■ **The problem**
Scan the data below for the string "Current". Show every line where it turns up.

■ **Data shown**
========================
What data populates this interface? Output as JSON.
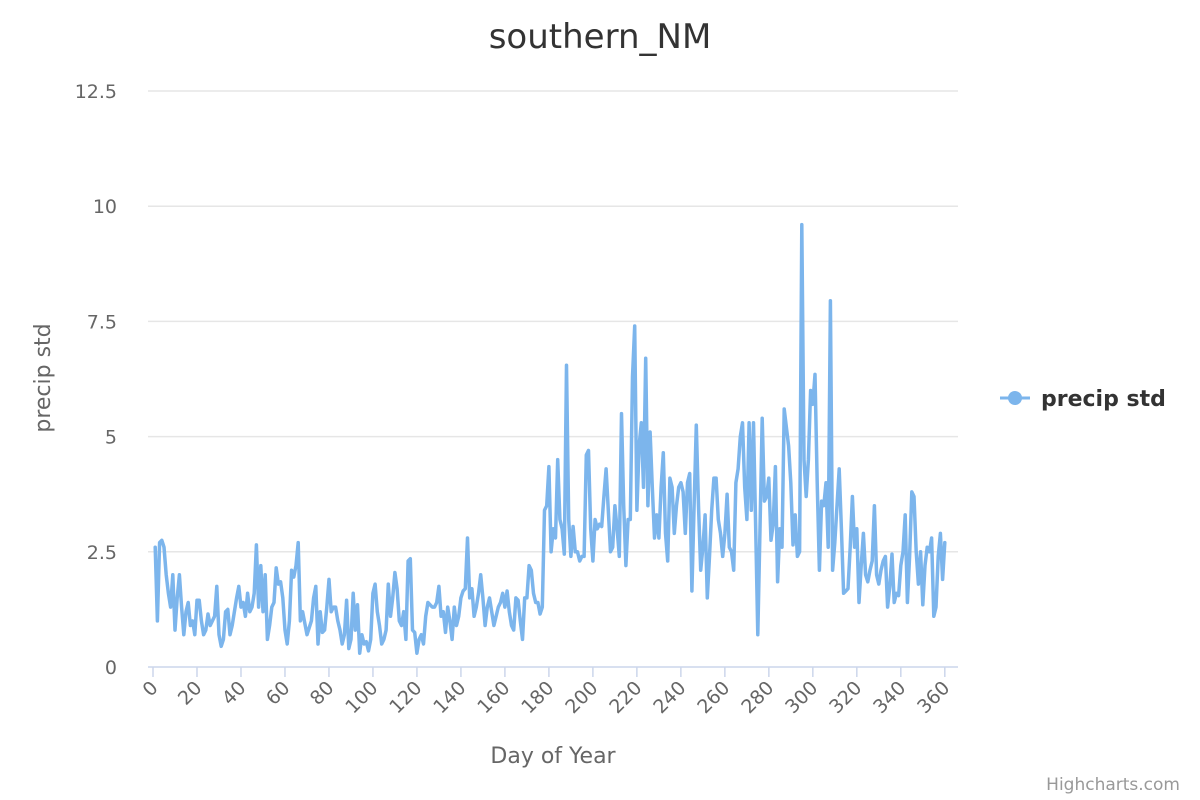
{
  "chart_data": {
    "type": "line",
    "title": "southern_NM",
    "xlabel": "Day of Year",
    "ylabel": "precip std",
    "xlim": [
      0,
      366
    ],
    "ylim": [
      0,
      12.5
    ],
    "x_ticks": [
      "0",
      "20",
      "40",
      "60",
      "80",
      "100",
      "120",
      "140",
      "160",
      "180",
      "200",
      "220",
      "240",
      "260",
      "280",
      "300",
      "320",
      "340",
      "360"
    ],
    "y_ticks": [
      "0",
      "2.5",
      "5",
      "7.5",
      "10",
      "12.5"
    ],
    "grid": true,
    "legend_position": "right",
    "series": [
      {
        "name": "precip std",
        "color": "#7cb5ec",
        "x_start": 1,
        "values": [
          2.6,
          1.0,
          2.7,
          2.75,
          2.6,
          2.0,
          1.6,
          1.3,
          2.0,
          0.8,
          1.5,
          2.0,
          1.3,
          0.7,
          1.2,
          1.4,
          0.9,
          1.0,
          0.7,
          1.45,
          1.45,
          1.0,
          0.7,
          0.8,
          1.15,
          0.9,
          1.0,
          1.1,
          1.75,
          0.7,
          0.45,
          0.6,
          1.2,
          1.25,
          0.7,
          0.9,
          1.2,
          1.5,
          1.75,
          1.3,
          1.4,
          1.1,
          1.6,
          1.2,
          1.3,
          1.6,
          2.65,
          1.3,
          2.2,
          1.2,
          2.0,
          0.6,
          0.9,
          1.3,
          1.4,
          2.15,
          1.8,
          1.85,
          1.5,
          0.8,
          0.5,
          1.0,
          2.1,
          1.95,
          2.2,
          2.7,
          1.0,
          1.2,
          0.95,
          0.7,
          0.85,
          1.0,
          1.5,
          1.75,
          0.5,
          1.2,
          0.75,
          0.8,
          1.3,
          1.9,
          1.2,
          1.3,
          1.3,
          1.0,
          0.8,
          0.5,
          0.7,
          1.45,
          0.4,
          0.6,
          1.6,
          0.8,
          1.35,
          0.3,
          0.7,
          0.5,
          0.55,
          0.35,
          0.6,
          1.6,
          1.8,
          1.2,
          0.9,
          0.5,
          0.6,
          0.8,
          1.8,
          1.1,
          1.5,
          2.05,
          1.7,
          1.0,
          0.9,
          1.2,
          0.6,
          2.3,
          2.35,
          0.8,
          0.75,
          0.3,
          0.6,
          0.7,
          0.5,
          1.1,
          1.4,
          1.35,
          1.3,
          1.3,
          1.4,
          1.75,
          1.1,
          1.2,
          0.75,
          1.3,
          1.0,
          0.6,
          1.3,
          0.9,
          1.1,
          1.5,
          1.65,
          1.7,
          2.8,
          1.5,
          1.7,
          1.1,
          1.3,
          1.6,
          2.0,
          1.5,
          0.9,
          1.3,
          1.5,
          1.2,
          0.9,
          1.1,
          1.3,
          1.4,
          1.6,
          1.3,
          1.65,
          1.2,
          0.9,
          0.8,
          1.5,
          1.45,
          1.0,
          0.6,
          1.5,
          1.5,
          2.2,
          2.1,
          1.6,
          1.4,
          1.4,
          1.15,
          1.3,
          3.4,
          3.5,
          4.35,
          2.5,
          3.0,
          2.8,
          4.5,
          3.2,
          3.0,
          2.45,
          6.55,
          3.2,
          2.4,
          3.05,
          2.5,
          2.5,
          2.3,
          2.4,
          2.4,
          4.6,
          4.7,
          3.0,
          2.3,
          3.2,
          3.0,
          3.1,
          3.05,
          3.7,
          4.3,
          3.4,
          2.5,
          2.6,
          3.5,
          3.0,
          2.4,
          5.5,
          3.5,
          2.2,
          3.2,
          3.2,
          6.3,
          7.4,
          3.4,
          4.8,
          5.3,
          3.9,
          6.7,
          3.5,
          5.1,
          3.9,
          2.8,
          3.3,
          2.8,
          3.9,
          4.65,
          2.9,
          2.3,
          4.1,
          3.9,
          2.9,
          3.5,
          3.9,
          4.0,
          3.8,
          2.9,
          4.0,
          4.2,
          1.65,
          3.5,
          5.25,
          3.5,
          2.1,
          2.6,
          3.3,
          1.5,
          2.4,
          3.4,
          4.1,
          4.1,
          3.2,
          2.9,
          2.4,
          2.9,
          3.75,
          2.6,
          2.5,
          2.1,
          4.0,
          4.3,
          5.0,
          5.3,
          3.9,
          3.2,
          5.3,
          3.4,
          5.3,
          3.0,
          0.7,
          3.0,
          5.4,
          3.6,
          3.7,
          4.1,
          2.75,
          3.1,
          4.35,
          1.85,
          3.0,
          2.6,
          5.6,
          5.2,
          4.8,
          4.0,
          2.65,
          3.3,
          2.4,
          2.5,
          9.6,
          4.5,
          3.7,
          4.5,
          6.0,
          5.7,
          6.35,
          4.0,
          2.1,
          3.6,
          3.5,
          4.0,
          2.6,
          7.95,
          2.1,
          2.7,
          3.5,
          4.3,
          3.0,
          1.6,
          1.65,
          1.7,
          2.6,
          3.7,
          2.6,
          3.0,
          1.4,
          2.2,
          2.9,
          2.0,
          1.85,
          2.1,
          2.3,
          3.5,
          2.0,
          1.8,
          2.1,
          2.3,
          2.4,
          1.3,
          1.75,
          2.45,
          1.4,
          1.6,
          1.55,
          2.2,
          2.5,
          3.3,
          1.4,
          2.4,
          3.8,
          3.7,
          2.5,
          1.8,
          2.5,
          1.35,
          2.2,
          2.6,
          2.5,
          2.8,
          1.1,
          1.3,
          2.4,
          2.9,
          1.9,
          2.7
        ]
      }
    ]
  },
  "credit": "Highcharts.com"
}
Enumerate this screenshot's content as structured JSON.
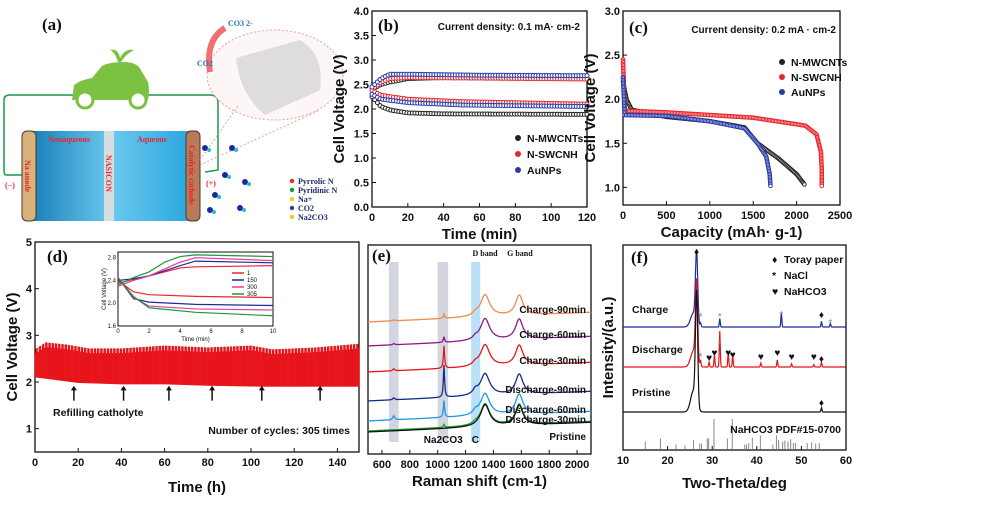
{
  "panel_a": {
    "label": "(a)",
    "nonaqueous": "Nonaqueous",
    "aqueous": "Aqueous",
    "nasicon": "NASICON",
    "anode": "Na anode",
    "cathode": "Catalytic cathode",
    "minus": "(−)",
    "plus": "(+)",
    "co2": "CO2",
    "co3": "CO3 2-",
    "legend": [
      "Pyrrolic N",
      "Pyridinic N",
      "Na+",
      "CO2",
      "Na2CO3"
    ],
    "colors": {
      "wire": "#1a9a4a",
      "car": "#7cc242",
      "electrolyte": "#2aa7e0"
    }
  },
  "chart_data": [
    {
      "id": "b",
      "panel_label": "(b)",
      "type": "scatter",
      "annotation": "Current density: 0.1 mA· cm-2",
      "xlabel": "Time (min)",
      "ylabel": "Cell Voltage (V)",
      "xlim": [
        0,
        120
      ],
      "ylim": [
        0,
        4
      ],
      "xticks": [
        0,
        20,
        40,
        60,
        80,
        100,
        120
      ],
      "yticks": [
        "0.0",
        "0.5",
        "1.0",
        "1.5",
        "2.0",
        "2.5",
        "3.0",
        "3.5",
        "4.0"
      ],
      "legend_placement": "center-right",
      "series": [
        {
          "name": "N-MWCNTs",
          "color": "#222222",
          "charge": [
            [
              0,
              2.4
            ],
            [
              5,
              2.5
            ],
            [
              10,
              2.55
            ],
            [
              20,
              2.62
            ],
            [
              40,
              2.64
            ],
            [
              120,
              2.64
            ]
          ],
          "discharge": [
            [
              0,
              2.25
            ],
            [
              5,
              2.05
            ],
            [
              10,
              1.98
            ],
            [
              20,
              1.92
            ],
            [
              40,
              1.9
            ],
            [
              120,
              1.89
            ]
          ]
        },
        {
          "name": "N-SWCNH",
          "color": "#e8262b",
          "charge": [
            [
              0,
              2.4
            ],
            [
              5,
              2.55
            ],
            [
              10,
              2.62
            ],
            [
              20,
              2.64
            ],
            [
              60,
              2.63
            ],
            [
              120,
              2.61
            ]
          ],
          "discharge": [
            [
              0,
              2.38
            ],
            [
              5,
              2.28
            ],
            [
              20,
              2.2
            ],
            [
              50,
              2.15
            ],
            [
              120,
              2.1
            ]
          ]
        },
        {
          "name": "AuNPs",
          "color": "#2a3aa8",
          "charge": [
            [
              0,
              2.45
            ],
            [
              5,
              2.62
            ],
            [
              10,
              2.71
            ],
            [
              20,
              2.71
            ],
            [
              60,
              2.69
            ],
            [
              120,
              2.68
            ]
          ],
          "discharge": [
            [
              0,
              2.3
            ],
            [
              5,
              2.2
            ],
            [
              20,
              2.13
            ],
            [
              50,
              2.08
            ],
            [
              120,
              2.05
            ]
          ]
        }
      ]
    },
    {
      "id": "c",
      "panel_label": "(c)",
      "type": "scatter",
      "annotation": "Current density: 0.2 mA · cm-2",
      "xlabel": "Capacity (mAh· g-1)",
      "ylabel": "Cell Voltage (V)",
      "xlim": [
        0,
        2500
      ],
      "ylim": [
        0.8,
        3.0
      ],
      "xticks": [
        0,
        500,
        1000,
        1500,
        2000,
        2500
      ],
      "yticks": [
        "1.0",
        "1.5",
        "2.0",
        "2.5",
        "3.0"
      ],
      "legend_placement": "top-right",
      "series": [
        {
          "name": "N-MWCNTs",
          "color": "#222222",
          "points": [
            [
              0,
              2.2
            ],
            [
              40,
              2.0
            ],
            [
              100,
              1.88
            ],
            [
              500,
              1.8
            ],
            [
              1000,
              1.75
            ],
            [
              1400,
              1.68
            ],
            [
              1550,
              1.5
            ],
            [
              1800,
              1.32
            ],
            [
              2000,
              1.15
            ],
            [
              2100,
              1.02
            ]
          ]
        },
        {
          "name": "N-SWCNH",
          "color": "#e8262b",
          "points": [
            [
              0,
              2.45
            ],
            [
              20,
              1.87
            ],
            [
              500,
              1.85
            ],
            [
              1500,
              1.79
            ],
            [
              2100,
              1.7
            ],
            [
              2230,
              1.6
            ],
            [
              2280,
              1.4
            ],
            [
              2290,
              1.2
            ],
            [
              2290,
              1.0
            ]
          ]
        },
        {
          "name": "AuNPs",
          "color": "#2a3aa8",
          "points": [
            [
              0,
              2.25
            ],
            [
              20,
              1.82
            ],
            [
              500,
              1.81
            ],
            [
              1000,
              1.75
            ],
            [
              1400,
              1.67
            ],
            [
              1550,
              1.5
            ],
            [
              1650,
              1.35
            ],
            [
              1690,
              1.15
            ],
            [
              1700,
              1.0
            ]
          ]
        }
      ]
    },
    {
      "id": "d",
      "panel_label": "(d)",
      "type": "line",
      "xlabel": "Time (h)",
      "ylabel": "Cell Voltage (V)",
      "xlim": [
        0,
        150
      ],
      "ylim": [
        0.5,
        5
      ],
      "xticks": [
        0,
        20,
        40,
        60,
        80,
        100,
        120,
        140
      ],
      "yticks": [
        1,
        2,
        3,
        4,
        5
      ],
      "color": "#e8141c",
      "upper_envelope": [
        [
          0,
          2.7
        ],
        [
          5,
          2.85
        ],
        [
          15,
          2.8
        ],
        [
          25,
          2.72
        ],
        [
          40,
          2.72
        ],
        [
          60,
          2.78
        ],
        [
          80,
          2.74
        ],
        [
          100,
          2.78
        ],
        [
          110,
          2.7
        ],
        [
          130,
          2.74
        ],
        [
          150,
          2.82
        ]
      ],
      "lower_envelope": [
        [
          0,
          2.1
        ],
        [
          20,
          1.98
        ],
        [
          40,
          1.95
        ],
        [
          60,
          1.95
        ],
        [
          80,
          1.92
        ],
        [
          105,
          1.9
        ],
        [
          130,
          1.9
        ],
        [
          150,
          1.9
        ]
      ],
      "arrows_at": [
        18,
        41,
        62,
        82,
        105,
        132
      ],
      "arrow_label": "Refilling catholyte",
      "annotation": "Number of cycles: 305 times",
      "inset": {
        "xlabel": "Time (min)",
        "ylabel": "Cell Voltage (V)",
        "xlim": [
          0,
          10
        ],
        "ylim": [
          1.6,
          2.9
        ],
        "xticks": [
          0,
          2,
          4,
          6,
          8,
          10
        ],
        "yticks": [
          "1.6",
          "2.0",
          "2.4",
          "2.8"
        ],
        "series": [
          {
            "name": "1",
            "color": "#e8262b",
            "charge": [
              [
                0,
                2.35
              ],
              [
                1,
                2.42
              ],
              [
                2,
                2.48
              ],
              [
                4,
                2.62
              ],
              [
                5,
                2.64
              ],
              [
                10,
                2.66
              ]
            ],
            "discharge": [
              [
                0,
                2.4
              ],
              [
                1,
                2.2
              ],
              [
                2,
                2.15
              ],
              [
                5,
                2.12
              ],
              [
                10,
                2.1
              ]
            ]
          },
          {
            "name": "150",
            "color": "#1c2a9c",
            "charge": [
              [
                0,
                2.4
              ],
              [
                1,
                2.43
              ],
              [
                2,
                2.48
              ],
              [
                4,
                2.66
              ],
              [
                5,
                2.74
              ],
              [
                10,
                2.71
              ]
            ],
            "discharge": [
              [
                0,
                2.45
              ],
              [
                1,
                2.08
              ],
              [
                2,
                2.02
              ],
              [
                5,
                1.98
              ],
              [
                10,
                1.96
              ]
            ]
          },
          {
            "name": "300",
            "color": "#e83a9a",
            "charge": [
              [
                0,
                2.3
              ],
              [
                1,
                2.4
              ],
              [
                2,
                2.48
              ],
              [
                4,
                2.72
              ],
              [
                5,
                2.8
              ],
              [
                10,
                2.75
              ]
            ],
            "discharge": [
              [
                0,
                2.45
              ],
              [
                1,
                2.1
              ],
              [
                2,
                1.95
              ],
              [
                5,
                1.9
              ],
              [
                10,
                1.88
              ]
            ]
          },
          {
            "name": "305",
            "color": "#1a9a3a",
            "charge": [
              [
                0,
                2.32
              ],
              [
                1,
                2.45
              ],
              [
                2,
                2.55
              ],
              [
                3,
                2.72
              ],
              [
                4,
                2.82
              ],
              [
                5,
                2.85
              ],
              [
                10,
                2.82
              ]
            ],
            "discharge": [
              [
                0,
                2.45
              ],
              [
                1,
                2.12
              ],
              [
                2,
                1.92
              ],
              [
                5,
                1.84
              ],
              [
                10,
                1.78
              ]
            ]
          }
        ]
      }
    },
    {
      "id": "e",
      "panel_label": "(e)",
      "type": "line",
      "xlabel": "Raman shift (cm-1)",
      "ylabel": "",
      "xlim": [
        500,
        2100
      ],
      "xticks": [
        600,
        800,
        1000,
        1200,
        1400,
        1600,
        1800,
        2000
      ],
      "band_labels": [
        "D band",
        "G band"
      ],
      "highlight_labels": [
        "Na2CO3",
        "C"
      ],
      "series": [
        {
          "name": "Charge-90min",
          "color": "#f08a4a",
          "na2co3": 0.3,
          "s700": 0.05,
          "shoulder": 0.3
        },
        {
          "name": "Charge-60min",
          "color": "#8a1a8a",
          "na2co3": 0.4,
          "s700": 0.06,
          "shoulder": 0.3
        },
        {
          "name": "Charge-30min",
          "color": "#e8141c",
          "na2co3": 1.6,
          "s700": 0.1,
          "shoulder": 0.35
        },
        {
          "name": "Discharge-90min",
          "color": "#1a2a8a",
          "na2co3": 2.3,
          "s700": 0.1,
          "shoulder": 0.55
        },
        {
          "name": "Discharge-60min",
          "color": "#1a9ae8",
          "na2co3": 1.2,
          "s700": 0.2,
          "shoulder": 0.45
        },
        {
          "name": "Discharge-30min",
          "color": "#1a9a3a",
          "na2co3": 0.2,
          "s700": 0.0,
          "shoulder": 0.2
        },
        {
          "name": "Pristine",
          "color": "#111111",
          "na2co3": 0.0,
          "s700": 0.0,
          "shoulder": 0.0
        }
      ]
    },
    {
      "id": "f",
      "panel_label": "(f)",
      "type": "line",
      "xlabel": "Two-Theta/deg",
      "ylabel": "Intensity/(a.u.)",
      "xlim": [
        10,
        60
      ],
      "xticks": [
        10,
        20,
        30,
        40,
        50,
        60
      ],
      "legend": [
        "Toray paper",
        "NaCl",
        "NaHCO3"
      ],
      "legend_placement": "top-right",
      "reference_label": "NaHCO3 PDF#15-0700",
      "series": [
        {
          "name": "Charge",
          "color": "#1c2a9c",
          "peaks": [
            [
              26.5,
              1.0
            ],
            [
              27.4,
              0.05
            ],
            [
              31.7,
              0.12
            ],
            [
              45.5,
              0.2
            ],
            [
              54.5,
              0.08
            ],
            [
              56.5,
              0.05
            ]
          ]
        },
        {
          "name": "Discharge",
          "color": "#e8141c",
          "peaks": [
            [
              26.5,
              1.0
            ],
            [
              27.4,
              0.08
            ],
            [
              29.3,
              0.06
            ],
            [
              30.5,
              0.15
            ],
            [
              31.7,
              0.45
            ],
            [
              33.6,
              0.18
            ],
            [
              34.6,
              0.14
            ],
            [
              40.9,
              0.05
            ],
            [
              44.6,
              0.09
            ],
            [
              47.8,
              0.04
            ],
            [
              52.8,
              0.03
            ],
            [
              54.5,
              0.06
            ]
          ]
        },
        {
          "name": "Pristine",
          "color": "#111111",
          "peaks": [
            [
              26.5,
              1.3
            ],
            [
              54.5,
              0.05
            ]
          ]
        }
      ],
      "reference_sticks": [
        [
          15,
          0.25
        ],
        [
          18.4,
          0.35
        ],
        [
          21.9,
          0.15
        ],
        [
          23.9,
          0.12
        ],
        [
          25.8,
          0.3
        ],
        [
          27.2,
          0.18
        ],
        [
          27.6,
          0.18
        ],
        [
          28.9,
          0.35
        ],
        [
          29.2,
          0.35
        ],
        [
          30.4,
          1.0
        ],
        [
          33.4,
          0.35
        ],
        [
          34.5,
          1.0
        ],
        [
          37.3,
          0.15
        ],
        [
          37.7,
          0.15
        ],
        [
          38.2,
          0.2
        ],
        [
          39.0,
          0.38
        ],
        [
          40.8,
          0.45
        ],
        [
          43.6,
          0.15
        ],
        [
          44.4,
          0.45
        ],
        [
          44.9,
          0.3
        ],
        [
          45.8,
          0.25
        ],
        [
          46.3,
          0.28
        ],
        [
          47.0,
          0.25
        ],
        [
          47.6,
          0.32
        ],
        [
          48.2,
          0.2
        ],
        [
          48.7,
          0.2
        ],
        [
          51.3,
          0.2
        ],
        [
          52.3,
          0.22
        ],
        [
          53.2,
          0.18
        ],
        [
          54.0,
          0.2
        ]
      ]
    }
  ]
}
========================
■ **Result of this task**
      "annotation": "Current density: 0.1 mA· cm-2",
      "annotation": "Current density: 0.2 mA · cm-2",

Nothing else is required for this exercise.